__JOB__: Look through the data for the string "JSON". Copy every line where it is found.

__INPUT FOR THIS TASK__:
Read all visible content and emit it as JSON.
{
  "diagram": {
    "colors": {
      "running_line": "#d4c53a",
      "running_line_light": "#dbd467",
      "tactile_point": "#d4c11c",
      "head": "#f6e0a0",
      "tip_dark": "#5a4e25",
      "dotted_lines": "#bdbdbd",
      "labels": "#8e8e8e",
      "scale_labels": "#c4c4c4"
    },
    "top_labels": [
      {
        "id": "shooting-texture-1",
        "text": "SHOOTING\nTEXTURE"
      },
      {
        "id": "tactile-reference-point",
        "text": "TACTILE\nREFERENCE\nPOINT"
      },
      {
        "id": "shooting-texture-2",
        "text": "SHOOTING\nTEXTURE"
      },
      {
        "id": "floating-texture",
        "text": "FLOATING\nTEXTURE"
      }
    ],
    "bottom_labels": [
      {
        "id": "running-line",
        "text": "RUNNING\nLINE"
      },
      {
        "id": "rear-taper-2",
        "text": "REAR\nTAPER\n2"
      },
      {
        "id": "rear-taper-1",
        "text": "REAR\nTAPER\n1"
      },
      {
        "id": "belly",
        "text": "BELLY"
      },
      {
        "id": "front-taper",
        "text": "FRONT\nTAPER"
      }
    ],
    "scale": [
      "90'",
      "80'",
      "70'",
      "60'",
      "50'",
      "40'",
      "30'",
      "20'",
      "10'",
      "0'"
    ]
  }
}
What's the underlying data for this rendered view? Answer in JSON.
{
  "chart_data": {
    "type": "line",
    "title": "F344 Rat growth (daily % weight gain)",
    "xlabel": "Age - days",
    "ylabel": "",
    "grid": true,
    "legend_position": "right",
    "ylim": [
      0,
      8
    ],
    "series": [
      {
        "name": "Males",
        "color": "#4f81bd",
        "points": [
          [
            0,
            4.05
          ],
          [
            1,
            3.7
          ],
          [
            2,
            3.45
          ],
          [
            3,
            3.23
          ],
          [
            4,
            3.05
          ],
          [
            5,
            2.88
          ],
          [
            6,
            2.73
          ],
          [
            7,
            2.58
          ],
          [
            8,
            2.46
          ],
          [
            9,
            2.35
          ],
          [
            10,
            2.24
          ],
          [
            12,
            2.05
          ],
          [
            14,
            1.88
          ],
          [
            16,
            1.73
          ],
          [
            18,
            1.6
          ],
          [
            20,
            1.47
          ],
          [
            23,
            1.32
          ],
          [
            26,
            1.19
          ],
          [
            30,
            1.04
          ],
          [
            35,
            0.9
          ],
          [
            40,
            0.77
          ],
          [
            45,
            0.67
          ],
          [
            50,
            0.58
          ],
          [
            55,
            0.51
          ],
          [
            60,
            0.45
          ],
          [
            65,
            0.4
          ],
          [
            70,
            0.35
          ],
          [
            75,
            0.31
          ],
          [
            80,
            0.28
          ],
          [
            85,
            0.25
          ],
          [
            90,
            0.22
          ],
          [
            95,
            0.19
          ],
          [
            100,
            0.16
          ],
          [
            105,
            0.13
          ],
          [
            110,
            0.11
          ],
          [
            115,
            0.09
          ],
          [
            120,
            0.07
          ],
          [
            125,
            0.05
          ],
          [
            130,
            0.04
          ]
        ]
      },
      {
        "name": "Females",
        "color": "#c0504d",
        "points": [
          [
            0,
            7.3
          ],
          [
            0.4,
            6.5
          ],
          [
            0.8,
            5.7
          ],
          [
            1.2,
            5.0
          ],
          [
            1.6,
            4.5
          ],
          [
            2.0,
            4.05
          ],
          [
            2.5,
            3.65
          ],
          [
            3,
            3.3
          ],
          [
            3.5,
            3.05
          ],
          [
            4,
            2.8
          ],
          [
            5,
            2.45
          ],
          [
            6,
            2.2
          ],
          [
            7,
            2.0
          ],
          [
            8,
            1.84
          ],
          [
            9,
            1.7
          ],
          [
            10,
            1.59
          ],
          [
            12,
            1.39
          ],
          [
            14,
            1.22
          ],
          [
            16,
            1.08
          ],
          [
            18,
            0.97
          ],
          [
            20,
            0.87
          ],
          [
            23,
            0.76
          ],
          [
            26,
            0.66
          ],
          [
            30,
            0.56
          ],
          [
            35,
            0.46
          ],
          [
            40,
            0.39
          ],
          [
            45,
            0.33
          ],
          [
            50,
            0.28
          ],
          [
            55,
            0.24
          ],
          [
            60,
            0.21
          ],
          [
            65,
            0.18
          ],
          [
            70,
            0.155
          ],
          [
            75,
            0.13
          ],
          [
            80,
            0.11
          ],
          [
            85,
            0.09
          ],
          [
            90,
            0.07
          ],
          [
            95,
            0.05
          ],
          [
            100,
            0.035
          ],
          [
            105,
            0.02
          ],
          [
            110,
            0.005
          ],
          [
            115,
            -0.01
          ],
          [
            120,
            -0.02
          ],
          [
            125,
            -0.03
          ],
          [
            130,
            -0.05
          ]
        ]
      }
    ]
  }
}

__EXERCISE ANSWER__:
Read all visible content and emit it as JSON.
What's the underlying data for this rendered view? Answer in JSON.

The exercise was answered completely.